PROMPT:
Take every line where the string "cloneDeep" appears and copy it.

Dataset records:
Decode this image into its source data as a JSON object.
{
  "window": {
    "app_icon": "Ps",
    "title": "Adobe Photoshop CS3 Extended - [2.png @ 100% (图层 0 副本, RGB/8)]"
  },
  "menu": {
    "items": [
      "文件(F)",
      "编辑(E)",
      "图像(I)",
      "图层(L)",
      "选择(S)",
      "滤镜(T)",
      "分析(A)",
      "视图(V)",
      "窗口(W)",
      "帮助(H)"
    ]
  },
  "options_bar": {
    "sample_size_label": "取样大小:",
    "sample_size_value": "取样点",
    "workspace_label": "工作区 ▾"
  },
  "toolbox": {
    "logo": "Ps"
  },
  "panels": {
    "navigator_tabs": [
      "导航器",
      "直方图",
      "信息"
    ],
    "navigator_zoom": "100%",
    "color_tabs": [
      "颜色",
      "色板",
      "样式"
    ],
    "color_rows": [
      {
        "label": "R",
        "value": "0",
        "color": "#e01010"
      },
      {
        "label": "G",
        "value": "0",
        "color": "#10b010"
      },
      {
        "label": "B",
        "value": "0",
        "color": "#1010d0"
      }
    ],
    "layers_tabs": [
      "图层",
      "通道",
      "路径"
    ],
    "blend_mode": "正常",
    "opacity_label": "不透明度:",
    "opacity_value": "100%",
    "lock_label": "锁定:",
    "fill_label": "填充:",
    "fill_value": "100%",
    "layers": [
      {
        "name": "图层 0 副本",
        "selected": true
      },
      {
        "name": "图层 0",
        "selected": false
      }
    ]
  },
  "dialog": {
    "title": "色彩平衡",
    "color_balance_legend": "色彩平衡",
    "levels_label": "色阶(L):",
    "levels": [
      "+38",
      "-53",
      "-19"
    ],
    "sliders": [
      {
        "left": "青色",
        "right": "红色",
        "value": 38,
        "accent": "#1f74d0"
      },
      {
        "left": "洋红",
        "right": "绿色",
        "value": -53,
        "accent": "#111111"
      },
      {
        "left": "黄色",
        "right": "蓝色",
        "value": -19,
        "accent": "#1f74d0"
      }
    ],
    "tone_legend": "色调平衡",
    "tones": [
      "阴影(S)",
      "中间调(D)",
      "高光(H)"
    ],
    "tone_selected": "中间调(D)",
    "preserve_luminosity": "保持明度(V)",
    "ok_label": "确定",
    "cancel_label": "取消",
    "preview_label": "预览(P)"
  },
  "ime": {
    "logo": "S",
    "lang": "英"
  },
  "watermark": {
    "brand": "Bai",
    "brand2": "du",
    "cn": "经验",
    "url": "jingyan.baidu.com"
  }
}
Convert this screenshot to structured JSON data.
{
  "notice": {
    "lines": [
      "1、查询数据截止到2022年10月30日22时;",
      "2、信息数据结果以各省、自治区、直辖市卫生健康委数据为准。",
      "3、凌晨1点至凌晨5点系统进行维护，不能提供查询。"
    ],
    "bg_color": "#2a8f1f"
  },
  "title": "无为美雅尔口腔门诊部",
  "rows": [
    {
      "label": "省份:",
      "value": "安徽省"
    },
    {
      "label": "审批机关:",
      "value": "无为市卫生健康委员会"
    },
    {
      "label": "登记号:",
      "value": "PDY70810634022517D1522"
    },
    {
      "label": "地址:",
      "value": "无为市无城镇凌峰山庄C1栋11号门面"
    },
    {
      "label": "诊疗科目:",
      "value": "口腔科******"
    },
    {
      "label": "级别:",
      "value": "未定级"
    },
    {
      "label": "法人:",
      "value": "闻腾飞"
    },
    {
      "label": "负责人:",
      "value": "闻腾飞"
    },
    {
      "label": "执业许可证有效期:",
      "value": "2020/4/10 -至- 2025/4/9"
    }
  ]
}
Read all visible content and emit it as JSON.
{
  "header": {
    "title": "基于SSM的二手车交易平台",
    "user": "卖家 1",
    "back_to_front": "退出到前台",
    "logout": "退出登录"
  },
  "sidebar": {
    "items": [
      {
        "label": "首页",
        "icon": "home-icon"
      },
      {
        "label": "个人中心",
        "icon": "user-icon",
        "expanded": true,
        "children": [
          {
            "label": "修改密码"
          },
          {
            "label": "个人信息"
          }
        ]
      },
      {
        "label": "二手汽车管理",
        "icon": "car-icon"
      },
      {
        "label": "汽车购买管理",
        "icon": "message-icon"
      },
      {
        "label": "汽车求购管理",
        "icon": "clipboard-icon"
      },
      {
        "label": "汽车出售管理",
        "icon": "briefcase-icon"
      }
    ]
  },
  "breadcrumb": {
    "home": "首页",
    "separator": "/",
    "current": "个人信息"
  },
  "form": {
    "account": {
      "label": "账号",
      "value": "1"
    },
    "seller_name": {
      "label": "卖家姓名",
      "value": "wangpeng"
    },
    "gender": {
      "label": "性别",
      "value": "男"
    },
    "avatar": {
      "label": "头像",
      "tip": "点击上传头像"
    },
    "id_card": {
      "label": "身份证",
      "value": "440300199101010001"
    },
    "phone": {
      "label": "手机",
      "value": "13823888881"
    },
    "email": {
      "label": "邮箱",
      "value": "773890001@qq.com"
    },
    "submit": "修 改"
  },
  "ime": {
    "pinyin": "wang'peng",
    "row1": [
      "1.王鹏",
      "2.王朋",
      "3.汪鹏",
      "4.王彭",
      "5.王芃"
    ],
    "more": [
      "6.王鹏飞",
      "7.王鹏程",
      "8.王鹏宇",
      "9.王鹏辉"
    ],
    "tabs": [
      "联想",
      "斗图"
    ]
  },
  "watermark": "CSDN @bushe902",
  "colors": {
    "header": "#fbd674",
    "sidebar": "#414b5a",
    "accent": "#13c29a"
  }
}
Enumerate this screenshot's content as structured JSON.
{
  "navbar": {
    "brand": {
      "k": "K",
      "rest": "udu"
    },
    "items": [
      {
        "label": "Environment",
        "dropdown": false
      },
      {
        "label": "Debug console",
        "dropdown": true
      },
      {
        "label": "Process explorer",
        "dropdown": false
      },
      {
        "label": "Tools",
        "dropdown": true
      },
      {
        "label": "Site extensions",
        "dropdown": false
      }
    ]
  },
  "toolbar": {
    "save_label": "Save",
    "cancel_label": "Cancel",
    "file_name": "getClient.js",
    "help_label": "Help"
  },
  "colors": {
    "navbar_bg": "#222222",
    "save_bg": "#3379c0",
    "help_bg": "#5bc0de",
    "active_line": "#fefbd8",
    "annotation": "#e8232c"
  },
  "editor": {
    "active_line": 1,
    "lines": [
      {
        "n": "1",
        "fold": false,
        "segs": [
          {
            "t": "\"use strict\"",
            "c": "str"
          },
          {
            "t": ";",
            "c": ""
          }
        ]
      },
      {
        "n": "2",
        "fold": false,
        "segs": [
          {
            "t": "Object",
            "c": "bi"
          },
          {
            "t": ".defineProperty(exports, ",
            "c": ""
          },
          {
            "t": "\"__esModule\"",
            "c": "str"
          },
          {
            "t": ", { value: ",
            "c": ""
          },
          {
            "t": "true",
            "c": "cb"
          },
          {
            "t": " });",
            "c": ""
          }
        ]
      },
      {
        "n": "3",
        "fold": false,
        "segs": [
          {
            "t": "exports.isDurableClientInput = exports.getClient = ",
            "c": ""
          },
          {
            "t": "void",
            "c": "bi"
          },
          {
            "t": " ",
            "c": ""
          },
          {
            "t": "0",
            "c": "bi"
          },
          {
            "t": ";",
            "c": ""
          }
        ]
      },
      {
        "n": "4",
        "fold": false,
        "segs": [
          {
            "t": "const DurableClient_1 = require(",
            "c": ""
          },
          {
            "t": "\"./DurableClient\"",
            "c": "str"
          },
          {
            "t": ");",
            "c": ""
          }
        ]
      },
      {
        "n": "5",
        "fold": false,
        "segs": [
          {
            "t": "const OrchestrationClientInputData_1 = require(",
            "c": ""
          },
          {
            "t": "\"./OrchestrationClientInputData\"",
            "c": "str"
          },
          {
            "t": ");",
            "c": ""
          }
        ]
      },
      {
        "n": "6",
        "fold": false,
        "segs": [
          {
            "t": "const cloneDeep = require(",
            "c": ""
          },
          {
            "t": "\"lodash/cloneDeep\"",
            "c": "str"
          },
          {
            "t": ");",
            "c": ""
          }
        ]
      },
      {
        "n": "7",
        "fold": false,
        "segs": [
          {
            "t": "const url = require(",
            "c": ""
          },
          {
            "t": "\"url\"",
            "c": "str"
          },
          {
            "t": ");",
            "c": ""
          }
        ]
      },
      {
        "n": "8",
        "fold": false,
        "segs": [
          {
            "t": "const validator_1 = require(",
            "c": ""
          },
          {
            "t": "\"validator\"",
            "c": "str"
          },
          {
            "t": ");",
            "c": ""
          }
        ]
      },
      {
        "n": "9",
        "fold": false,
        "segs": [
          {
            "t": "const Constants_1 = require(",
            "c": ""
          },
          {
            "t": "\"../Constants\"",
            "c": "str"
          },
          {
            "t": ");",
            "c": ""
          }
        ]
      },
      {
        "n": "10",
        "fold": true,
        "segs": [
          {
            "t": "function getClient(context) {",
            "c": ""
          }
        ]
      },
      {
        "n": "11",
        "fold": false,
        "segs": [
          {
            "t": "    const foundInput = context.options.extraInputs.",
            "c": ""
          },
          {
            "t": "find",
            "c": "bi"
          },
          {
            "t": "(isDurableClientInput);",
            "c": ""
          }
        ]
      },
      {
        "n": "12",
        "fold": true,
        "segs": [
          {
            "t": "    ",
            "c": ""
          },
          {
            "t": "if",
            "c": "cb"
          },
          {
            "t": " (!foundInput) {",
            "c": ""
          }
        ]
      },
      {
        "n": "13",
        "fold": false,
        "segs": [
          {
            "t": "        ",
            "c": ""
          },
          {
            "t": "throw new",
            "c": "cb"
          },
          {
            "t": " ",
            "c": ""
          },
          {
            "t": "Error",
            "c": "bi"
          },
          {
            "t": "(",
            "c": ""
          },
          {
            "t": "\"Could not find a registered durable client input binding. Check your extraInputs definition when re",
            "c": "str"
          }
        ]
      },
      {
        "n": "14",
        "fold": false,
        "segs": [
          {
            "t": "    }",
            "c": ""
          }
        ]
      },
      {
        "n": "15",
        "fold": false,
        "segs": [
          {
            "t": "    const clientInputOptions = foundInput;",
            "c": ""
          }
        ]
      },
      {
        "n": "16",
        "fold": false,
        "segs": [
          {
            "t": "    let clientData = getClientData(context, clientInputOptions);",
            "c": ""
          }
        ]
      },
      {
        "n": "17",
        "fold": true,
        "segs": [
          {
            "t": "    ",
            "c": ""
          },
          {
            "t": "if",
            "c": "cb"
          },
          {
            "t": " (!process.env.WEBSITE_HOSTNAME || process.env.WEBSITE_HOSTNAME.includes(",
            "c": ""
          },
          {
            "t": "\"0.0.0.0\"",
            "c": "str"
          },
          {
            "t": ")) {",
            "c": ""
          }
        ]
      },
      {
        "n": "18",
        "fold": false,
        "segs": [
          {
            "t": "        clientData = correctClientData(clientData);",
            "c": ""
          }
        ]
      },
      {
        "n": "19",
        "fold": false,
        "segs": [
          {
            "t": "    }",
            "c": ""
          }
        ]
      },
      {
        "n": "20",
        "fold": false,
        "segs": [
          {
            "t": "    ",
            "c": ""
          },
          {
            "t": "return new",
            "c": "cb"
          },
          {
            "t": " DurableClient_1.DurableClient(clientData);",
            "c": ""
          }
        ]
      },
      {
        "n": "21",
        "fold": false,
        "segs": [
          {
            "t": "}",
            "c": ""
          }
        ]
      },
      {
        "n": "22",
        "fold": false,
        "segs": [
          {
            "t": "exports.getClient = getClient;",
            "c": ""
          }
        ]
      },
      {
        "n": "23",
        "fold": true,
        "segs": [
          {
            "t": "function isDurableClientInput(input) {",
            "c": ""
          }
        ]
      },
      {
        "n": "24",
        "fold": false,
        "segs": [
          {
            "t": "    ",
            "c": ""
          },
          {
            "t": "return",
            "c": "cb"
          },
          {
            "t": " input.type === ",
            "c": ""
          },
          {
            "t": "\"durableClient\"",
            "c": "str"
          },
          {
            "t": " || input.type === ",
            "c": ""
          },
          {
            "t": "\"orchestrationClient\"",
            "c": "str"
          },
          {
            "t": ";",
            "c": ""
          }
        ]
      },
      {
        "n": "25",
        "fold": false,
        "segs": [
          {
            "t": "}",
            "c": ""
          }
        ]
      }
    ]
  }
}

RESPONSE:
            "t": "const cloneDeep = require(",
            "t": "\"lodash/cloneDeep\"",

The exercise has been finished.